The problem:
Report, word for word, every line of the material that contains "marks".

Dataset records
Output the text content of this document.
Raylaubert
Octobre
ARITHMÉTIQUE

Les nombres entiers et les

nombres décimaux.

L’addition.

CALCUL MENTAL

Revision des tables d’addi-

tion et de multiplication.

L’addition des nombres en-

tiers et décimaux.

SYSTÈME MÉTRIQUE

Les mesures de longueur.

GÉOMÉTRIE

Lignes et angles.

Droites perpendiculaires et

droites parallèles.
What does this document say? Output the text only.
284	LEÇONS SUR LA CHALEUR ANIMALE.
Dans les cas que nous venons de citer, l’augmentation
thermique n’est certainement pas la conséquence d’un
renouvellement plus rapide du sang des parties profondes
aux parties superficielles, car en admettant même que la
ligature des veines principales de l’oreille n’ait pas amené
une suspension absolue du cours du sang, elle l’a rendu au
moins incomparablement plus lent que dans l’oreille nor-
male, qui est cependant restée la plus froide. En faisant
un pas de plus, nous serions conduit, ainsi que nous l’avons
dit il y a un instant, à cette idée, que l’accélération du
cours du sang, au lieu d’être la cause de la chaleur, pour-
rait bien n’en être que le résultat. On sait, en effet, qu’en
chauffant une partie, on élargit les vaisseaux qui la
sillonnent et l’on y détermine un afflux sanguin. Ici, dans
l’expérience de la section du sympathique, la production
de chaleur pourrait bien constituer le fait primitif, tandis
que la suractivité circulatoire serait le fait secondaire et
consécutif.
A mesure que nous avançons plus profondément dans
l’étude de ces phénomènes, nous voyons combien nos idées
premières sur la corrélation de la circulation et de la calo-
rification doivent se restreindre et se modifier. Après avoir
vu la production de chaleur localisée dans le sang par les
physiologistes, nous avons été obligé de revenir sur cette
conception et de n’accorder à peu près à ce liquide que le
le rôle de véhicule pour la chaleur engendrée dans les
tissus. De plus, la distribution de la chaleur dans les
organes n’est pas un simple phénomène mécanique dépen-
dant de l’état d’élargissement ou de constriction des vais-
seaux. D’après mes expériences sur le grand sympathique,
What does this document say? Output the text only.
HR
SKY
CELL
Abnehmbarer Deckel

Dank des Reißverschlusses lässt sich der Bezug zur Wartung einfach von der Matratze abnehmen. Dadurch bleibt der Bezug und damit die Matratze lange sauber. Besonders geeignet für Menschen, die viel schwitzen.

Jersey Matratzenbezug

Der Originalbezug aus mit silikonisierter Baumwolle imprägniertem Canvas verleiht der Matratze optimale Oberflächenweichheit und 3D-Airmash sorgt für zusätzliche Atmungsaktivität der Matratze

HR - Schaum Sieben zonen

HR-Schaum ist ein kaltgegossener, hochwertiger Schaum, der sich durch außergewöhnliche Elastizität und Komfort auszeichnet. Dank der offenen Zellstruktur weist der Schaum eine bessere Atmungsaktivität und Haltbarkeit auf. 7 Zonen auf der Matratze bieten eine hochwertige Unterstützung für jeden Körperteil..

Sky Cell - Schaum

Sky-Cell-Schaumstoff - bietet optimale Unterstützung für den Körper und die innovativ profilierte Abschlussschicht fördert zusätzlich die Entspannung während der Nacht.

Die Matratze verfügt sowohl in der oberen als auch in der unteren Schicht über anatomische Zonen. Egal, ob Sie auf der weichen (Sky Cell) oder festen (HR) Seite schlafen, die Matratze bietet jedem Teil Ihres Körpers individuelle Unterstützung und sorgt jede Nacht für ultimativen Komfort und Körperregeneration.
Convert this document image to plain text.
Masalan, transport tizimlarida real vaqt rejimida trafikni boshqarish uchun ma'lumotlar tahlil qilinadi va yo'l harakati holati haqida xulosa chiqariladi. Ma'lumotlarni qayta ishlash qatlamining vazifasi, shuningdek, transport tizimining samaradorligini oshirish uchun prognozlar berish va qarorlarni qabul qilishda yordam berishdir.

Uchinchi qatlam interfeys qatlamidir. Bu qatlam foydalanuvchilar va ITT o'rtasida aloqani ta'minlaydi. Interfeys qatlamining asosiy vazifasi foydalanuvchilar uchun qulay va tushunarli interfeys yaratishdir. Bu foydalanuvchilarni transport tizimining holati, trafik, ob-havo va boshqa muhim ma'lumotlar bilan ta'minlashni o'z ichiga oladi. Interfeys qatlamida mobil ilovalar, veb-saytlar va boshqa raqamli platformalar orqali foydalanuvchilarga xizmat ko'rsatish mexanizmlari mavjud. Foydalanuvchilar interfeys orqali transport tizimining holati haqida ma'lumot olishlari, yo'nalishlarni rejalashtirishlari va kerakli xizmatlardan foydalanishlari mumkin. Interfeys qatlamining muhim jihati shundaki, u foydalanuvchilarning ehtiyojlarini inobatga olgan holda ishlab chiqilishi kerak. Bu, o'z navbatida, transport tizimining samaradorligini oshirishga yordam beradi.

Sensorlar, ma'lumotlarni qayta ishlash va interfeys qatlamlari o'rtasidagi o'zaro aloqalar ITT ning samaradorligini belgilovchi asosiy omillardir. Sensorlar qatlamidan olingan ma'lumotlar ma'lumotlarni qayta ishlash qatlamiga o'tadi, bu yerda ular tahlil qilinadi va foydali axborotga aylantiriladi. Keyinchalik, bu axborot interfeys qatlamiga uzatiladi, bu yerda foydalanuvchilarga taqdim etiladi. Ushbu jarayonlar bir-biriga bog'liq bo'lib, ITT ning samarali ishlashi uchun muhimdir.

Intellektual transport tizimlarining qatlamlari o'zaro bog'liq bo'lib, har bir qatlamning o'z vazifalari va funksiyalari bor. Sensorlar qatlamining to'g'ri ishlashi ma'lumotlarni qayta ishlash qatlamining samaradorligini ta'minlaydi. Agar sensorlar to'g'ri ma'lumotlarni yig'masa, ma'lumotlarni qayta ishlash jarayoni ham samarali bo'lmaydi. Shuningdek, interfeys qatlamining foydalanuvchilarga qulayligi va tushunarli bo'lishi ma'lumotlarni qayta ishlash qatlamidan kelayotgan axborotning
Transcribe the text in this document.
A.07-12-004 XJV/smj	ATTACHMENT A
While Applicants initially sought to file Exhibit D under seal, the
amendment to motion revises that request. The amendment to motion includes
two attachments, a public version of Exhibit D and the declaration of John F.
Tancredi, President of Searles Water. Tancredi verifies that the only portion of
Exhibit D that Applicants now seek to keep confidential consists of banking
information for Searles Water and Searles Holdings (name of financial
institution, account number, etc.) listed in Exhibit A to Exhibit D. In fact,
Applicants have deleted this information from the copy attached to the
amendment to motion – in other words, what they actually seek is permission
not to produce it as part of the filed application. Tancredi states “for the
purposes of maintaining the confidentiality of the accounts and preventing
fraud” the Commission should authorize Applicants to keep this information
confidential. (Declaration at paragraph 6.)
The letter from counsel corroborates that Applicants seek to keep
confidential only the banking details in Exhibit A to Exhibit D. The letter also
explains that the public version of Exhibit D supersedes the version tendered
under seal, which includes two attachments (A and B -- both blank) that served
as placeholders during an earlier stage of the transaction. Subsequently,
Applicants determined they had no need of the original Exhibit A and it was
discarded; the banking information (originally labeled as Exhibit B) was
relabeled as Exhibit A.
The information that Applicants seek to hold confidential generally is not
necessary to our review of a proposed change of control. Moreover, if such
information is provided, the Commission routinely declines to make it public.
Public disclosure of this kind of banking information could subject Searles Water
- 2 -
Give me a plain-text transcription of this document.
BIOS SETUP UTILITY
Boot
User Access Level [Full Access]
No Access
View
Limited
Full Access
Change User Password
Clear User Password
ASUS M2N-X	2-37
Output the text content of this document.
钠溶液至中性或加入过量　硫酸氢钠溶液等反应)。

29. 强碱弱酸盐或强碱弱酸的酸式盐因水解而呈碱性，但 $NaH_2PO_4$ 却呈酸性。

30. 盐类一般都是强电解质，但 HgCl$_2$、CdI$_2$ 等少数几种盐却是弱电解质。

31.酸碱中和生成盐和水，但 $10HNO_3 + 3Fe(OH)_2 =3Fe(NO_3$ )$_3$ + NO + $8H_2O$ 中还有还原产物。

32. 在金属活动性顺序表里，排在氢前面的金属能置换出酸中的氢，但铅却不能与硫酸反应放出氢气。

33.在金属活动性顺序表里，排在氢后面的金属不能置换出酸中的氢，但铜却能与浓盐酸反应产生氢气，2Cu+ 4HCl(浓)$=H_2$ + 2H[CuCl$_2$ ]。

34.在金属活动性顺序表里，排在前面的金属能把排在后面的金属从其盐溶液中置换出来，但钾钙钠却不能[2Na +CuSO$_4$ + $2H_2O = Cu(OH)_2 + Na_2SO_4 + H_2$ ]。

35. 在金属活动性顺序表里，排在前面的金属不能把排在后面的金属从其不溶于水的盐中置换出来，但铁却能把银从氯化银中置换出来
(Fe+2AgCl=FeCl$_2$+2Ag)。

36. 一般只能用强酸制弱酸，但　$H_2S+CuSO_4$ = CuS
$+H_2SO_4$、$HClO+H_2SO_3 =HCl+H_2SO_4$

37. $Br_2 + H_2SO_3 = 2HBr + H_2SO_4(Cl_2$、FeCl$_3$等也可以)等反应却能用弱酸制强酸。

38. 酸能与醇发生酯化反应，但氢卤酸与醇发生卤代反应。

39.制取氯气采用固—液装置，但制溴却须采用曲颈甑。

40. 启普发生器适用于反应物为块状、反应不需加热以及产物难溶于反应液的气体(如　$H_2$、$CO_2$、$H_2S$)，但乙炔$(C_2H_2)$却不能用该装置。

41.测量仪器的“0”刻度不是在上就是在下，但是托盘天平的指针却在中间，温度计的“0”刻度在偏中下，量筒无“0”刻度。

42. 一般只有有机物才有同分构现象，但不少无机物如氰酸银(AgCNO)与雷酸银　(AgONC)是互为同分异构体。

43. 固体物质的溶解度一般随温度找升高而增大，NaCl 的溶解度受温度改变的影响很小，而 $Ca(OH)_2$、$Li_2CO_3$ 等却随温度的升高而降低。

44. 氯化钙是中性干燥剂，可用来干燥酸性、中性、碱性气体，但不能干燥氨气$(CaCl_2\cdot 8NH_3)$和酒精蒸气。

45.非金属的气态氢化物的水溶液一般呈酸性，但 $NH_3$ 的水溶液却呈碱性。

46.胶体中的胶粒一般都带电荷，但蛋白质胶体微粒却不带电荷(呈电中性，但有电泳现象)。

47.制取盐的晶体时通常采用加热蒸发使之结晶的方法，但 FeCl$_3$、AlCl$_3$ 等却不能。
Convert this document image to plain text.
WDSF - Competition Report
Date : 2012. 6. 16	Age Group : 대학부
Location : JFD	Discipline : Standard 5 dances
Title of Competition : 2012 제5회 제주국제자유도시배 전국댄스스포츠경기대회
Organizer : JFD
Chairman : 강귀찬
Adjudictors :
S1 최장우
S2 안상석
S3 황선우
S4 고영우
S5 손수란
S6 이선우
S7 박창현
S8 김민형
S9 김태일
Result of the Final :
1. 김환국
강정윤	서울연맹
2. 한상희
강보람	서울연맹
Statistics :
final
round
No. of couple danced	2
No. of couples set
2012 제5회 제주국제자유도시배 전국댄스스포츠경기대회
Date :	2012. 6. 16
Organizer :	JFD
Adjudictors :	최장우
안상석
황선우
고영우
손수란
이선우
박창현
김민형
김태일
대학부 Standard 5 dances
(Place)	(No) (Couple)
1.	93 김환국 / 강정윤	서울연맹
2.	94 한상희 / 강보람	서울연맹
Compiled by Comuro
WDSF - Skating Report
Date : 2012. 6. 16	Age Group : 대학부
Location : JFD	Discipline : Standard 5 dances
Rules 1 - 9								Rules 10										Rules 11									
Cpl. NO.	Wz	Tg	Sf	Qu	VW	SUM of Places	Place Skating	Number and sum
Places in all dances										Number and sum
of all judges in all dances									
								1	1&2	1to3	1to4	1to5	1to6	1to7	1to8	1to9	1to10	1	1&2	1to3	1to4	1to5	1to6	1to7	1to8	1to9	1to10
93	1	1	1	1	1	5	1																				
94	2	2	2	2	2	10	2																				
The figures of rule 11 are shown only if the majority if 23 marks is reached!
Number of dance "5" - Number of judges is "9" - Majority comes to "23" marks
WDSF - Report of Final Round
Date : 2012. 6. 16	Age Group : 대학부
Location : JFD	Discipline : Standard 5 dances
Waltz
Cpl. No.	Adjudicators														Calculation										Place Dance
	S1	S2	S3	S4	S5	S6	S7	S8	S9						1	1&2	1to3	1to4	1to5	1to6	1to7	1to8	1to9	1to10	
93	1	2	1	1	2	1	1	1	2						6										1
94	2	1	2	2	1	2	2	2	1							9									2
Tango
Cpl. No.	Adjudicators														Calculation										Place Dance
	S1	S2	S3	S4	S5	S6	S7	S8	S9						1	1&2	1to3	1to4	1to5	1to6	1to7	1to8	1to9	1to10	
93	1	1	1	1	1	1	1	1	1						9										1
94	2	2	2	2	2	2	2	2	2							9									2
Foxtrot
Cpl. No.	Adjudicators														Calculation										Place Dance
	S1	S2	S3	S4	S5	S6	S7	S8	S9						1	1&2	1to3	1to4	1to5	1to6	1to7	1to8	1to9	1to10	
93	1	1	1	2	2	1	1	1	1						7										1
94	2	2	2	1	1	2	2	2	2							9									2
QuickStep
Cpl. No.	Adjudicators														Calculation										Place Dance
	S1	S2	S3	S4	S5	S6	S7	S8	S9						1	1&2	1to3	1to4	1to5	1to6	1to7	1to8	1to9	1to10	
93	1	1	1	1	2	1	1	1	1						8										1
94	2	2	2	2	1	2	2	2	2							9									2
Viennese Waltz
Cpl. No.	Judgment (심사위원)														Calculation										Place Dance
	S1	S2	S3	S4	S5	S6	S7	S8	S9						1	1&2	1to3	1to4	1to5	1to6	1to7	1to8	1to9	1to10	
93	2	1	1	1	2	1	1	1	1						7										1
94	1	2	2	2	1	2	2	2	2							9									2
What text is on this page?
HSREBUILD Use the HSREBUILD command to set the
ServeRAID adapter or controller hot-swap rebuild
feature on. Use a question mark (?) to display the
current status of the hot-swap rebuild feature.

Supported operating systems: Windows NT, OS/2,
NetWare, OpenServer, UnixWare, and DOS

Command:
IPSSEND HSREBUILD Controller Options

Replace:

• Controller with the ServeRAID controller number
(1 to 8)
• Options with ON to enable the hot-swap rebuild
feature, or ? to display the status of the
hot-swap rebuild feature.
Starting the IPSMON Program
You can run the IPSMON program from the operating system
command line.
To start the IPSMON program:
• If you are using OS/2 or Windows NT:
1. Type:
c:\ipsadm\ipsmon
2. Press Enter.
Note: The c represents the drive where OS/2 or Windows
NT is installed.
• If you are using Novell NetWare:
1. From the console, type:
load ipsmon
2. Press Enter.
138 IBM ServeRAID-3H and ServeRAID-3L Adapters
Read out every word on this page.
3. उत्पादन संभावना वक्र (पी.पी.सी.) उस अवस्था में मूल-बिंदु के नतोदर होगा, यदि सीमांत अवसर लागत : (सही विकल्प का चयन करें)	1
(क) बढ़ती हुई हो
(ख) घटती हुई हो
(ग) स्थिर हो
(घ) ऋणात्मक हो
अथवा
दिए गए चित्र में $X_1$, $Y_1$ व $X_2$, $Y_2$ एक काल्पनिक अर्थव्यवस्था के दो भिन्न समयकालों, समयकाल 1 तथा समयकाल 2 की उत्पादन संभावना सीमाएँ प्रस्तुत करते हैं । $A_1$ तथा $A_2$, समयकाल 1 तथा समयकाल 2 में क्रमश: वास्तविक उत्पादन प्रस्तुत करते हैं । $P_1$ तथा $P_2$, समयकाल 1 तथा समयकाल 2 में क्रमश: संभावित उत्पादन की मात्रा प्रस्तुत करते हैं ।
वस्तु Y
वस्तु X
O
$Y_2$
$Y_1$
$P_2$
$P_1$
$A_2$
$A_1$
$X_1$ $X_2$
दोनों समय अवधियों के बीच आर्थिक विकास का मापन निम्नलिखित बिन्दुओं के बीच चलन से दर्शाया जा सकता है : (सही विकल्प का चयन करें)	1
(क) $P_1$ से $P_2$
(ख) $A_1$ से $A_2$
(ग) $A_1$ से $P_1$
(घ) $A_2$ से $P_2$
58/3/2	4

Result of the exercise:
The figures of rule 11 are shown only if the majority if 23 marks is reached!
Number of dance "5" - Number of judges is "9" - Majority comes to "23" marks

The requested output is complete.